#### Written exercise A:
Pull the passage from the piece on Chuck Norris below word for word, starting at the words "Once we weed" and stopping after "responsible for murder.".
#### Written exercise B:
Write the next part of the piece on Chuck Norris below, picking up right after its final sentence.

#### Source:
Norris: Christian Ranger

Ordinarily, I don't care what actors think about politics. But I do care about actors who espouse popular conservative views on popular conservative forums. Especially when those actors endorse relatively successful politicians who promise us faith-based politics.

Townhall.com has published at least a couple of Chuck Norris's articles praising Mike Huckabee. Here is one segment from Norris's recent piece about murder in our society:

We teach our children they are nothing more than glorified apes, yet we don't expect them to act like monkeys. We place our value in things, yet expect our children to value people. We disrespect one another, but expect our children to respect others. We terminate children in the womb, but are surprised when children outside the womb terminate other children. We push God to the side, but expect our children to be godly. We've abandoned moral absolutes, yet expect our children to obey the universal commandment: "Thou shall not murder."


Once we weed out the platitudes, we are left with the following substantive claims: the teaching of evolution as science, abortion, irreligion, and moral non-absolutism are responsible for murder.

#### Extracted data:
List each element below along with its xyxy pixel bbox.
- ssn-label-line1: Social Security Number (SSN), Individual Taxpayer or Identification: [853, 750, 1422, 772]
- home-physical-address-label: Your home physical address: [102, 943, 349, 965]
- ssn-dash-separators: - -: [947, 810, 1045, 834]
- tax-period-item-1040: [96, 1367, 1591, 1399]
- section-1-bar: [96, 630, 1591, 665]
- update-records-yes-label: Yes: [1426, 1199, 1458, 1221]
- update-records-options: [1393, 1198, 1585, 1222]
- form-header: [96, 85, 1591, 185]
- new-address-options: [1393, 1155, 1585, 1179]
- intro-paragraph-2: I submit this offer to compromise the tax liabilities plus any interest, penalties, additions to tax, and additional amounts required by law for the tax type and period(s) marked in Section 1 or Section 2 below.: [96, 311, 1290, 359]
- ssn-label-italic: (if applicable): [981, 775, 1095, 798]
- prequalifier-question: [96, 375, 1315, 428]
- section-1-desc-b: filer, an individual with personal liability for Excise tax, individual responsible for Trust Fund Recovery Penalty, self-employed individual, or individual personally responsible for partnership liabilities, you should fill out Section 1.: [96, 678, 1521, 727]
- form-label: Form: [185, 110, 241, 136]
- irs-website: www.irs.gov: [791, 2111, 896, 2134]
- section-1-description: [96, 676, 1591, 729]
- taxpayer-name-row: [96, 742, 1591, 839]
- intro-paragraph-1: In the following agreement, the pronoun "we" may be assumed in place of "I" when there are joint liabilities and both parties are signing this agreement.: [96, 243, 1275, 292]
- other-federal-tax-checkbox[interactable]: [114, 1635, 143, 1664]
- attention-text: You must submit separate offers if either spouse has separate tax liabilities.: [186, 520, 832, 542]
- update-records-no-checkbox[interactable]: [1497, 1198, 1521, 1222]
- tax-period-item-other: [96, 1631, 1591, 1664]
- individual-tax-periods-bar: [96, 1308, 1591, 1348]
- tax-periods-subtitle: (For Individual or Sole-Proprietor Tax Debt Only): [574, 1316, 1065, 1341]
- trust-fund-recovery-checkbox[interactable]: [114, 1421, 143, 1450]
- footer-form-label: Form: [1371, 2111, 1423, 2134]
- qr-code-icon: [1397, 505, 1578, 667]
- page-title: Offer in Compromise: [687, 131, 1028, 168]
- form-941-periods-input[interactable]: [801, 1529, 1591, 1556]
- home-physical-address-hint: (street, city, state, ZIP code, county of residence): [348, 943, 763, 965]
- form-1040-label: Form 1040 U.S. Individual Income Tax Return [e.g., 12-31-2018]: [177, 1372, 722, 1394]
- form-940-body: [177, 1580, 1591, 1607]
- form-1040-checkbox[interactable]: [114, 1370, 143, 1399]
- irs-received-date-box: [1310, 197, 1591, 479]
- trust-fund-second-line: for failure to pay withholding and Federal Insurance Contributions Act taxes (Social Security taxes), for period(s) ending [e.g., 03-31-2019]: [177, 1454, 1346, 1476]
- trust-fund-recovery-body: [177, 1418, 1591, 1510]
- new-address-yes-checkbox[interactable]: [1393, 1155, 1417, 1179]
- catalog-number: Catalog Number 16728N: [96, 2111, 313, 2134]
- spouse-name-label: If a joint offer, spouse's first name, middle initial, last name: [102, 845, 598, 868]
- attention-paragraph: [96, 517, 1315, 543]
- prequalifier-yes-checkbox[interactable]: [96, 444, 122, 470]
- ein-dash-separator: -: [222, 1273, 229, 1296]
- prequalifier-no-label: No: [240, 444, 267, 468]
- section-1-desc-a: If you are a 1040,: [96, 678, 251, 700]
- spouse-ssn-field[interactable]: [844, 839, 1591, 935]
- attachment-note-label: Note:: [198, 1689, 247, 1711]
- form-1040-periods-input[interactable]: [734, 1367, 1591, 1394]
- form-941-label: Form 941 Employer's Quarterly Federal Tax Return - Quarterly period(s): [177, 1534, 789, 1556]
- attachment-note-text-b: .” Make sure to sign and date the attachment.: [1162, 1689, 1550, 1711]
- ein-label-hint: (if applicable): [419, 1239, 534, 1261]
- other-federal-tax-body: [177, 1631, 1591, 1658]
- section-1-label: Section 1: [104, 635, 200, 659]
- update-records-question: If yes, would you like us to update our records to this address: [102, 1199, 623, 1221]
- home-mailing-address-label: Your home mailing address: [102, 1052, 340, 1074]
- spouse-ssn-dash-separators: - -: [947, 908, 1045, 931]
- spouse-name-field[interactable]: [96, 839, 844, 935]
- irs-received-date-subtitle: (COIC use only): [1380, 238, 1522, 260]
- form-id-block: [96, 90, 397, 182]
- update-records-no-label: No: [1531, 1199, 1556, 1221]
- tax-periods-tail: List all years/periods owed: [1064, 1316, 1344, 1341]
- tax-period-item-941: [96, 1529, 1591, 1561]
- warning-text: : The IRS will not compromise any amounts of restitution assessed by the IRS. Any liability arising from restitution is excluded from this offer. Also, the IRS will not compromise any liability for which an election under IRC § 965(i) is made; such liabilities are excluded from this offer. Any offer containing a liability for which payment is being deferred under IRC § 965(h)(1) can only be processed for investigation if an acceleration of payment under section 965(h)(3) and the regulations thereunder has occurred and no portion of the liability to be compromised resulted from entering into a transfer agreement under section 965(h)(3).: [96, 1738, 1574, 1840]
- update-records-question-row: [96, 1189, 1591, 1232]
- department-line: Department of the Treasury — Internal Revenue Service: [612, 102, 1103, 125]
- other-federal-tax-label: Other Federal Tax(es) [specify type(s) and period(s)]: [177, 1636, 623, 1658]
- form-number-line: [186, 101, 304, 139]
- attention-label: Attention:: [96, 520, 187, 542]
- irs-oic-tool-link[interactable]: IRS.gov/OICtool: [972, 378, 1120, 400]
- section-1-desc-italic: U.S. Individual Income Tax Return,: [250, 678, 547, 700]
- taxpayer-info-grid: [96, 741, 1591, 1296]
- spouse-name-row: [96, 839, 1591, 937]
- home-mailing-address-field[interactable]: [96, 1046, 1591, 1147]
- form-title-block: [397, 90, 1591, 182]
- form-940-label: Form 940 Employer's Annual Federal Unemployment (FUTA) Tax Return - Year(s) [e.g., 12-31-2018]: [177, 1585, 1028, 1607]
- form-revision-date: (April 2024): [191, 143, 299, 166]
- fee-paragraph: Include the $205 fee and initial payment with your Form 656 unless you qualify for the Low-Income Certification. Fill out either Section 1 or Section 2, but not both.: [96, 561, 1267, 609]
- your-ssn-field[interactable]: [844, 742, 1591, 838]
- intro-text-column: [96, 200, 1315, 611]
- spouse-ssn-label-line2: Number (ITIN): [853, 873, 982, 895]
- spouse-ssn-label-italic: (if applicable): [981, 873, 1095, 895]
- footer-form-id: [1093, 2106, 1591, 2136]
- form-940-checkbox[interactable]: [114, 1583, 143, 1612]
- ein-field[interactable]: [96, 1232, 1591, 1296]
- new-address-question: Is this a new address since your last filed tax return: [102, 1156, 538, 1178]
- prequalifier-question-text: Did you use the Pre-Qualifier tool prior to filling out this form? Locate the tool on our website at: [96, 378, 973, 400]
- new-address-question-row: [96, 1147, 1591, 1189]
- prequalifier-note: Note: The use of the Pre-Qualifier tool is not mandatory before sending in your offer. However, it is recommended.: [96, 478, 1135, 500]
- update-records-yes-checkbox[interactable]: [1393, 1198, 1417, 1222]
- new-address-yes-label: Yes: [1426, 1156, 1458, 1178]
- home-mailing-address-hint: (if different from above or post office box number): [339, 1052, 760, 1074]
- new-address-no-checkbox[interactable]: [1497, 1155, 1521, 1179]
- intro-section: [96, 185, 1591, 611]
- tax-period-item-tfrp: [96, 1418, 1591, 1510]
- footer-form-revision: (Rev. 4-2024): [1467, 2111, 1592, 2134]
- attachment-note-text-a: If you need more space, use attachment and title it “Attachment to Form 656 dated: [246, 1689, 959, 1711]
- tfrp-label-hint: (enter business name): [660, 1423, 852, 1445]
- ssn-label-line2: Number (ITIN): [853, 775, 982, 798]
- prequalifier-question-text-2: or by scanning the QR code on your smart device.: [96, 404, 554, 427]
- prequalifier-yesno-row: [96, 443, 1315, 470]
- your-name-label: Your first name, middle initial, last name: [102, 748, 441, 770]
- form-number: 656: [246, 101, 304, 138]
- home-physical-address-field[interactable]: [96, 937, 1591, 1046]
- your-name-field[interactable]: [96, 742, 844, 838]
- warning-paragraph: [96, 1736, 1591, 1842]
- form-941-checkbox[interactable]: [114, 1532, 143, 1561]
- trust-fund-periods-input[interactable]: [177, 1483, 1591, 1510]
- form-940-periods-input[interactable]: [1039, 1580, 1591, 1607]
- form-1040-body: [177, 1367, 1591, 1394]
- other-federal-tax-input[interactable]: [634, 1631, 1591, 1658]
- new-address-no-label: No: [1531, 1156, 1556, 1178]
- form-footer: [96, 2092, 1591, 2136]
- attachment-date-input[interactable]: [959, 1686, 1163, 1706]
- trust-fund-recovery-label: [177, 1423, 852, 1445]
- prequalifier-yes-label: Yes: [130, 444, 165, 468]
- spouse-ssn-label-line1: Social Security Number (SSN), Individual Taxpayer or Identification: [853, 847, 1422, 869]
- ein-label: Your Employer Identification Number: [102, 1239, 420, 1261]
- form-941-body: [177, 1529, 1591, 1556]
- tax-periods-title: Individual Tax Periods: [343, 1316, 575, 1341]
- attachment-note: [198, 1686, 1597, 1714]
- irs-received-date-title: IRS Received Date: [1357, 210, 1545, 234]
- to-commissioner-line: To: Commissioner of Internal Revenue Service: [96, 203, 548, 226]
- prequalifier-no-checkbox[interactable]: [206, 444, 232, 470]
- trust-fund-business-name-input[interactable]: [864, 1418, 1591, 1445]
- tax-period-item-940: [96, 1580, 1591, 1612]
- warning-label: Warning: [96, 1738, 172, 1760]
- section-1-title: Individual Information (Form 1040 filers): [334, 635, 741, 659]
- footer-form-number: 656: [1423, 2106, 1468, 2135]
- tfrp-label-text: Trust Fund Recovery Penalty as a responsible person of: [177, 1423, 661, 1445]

#### Result A:
Once we weed out the platitudes, we are left with the following substantive claims: the teaching of evolution as science, abortion, irreligion, and moral non-absolutism are responsible for murder.

#### Result B:
In other words, Norris believes that those who reject mythological explanations of the creation of the world and of life, those who find a distinction between a fertilized egg and a person, and those who decline to subordinate their lives to an invented supernatural being, all promote murder. And let's not look at the history of what those who believe the opposite tend to do.

Norris also wishes us to believe that the foundation of moral absolutism is mythology and supernaturalism. Perhaps it requires the sensibilities of one trained in the art of make-believe to see beyond the distinction between rigorously imposed religious rules and objective moral absolutes.

But Norris delivers the knock-out blow in his closing paragraph: "If Psalm 33:12 says, 'Blessed is the nation whose God is the Lord,' then what will be the state of blessedness for the nation that abandons God and his moral code of conduct?" Who can argue with logic like that?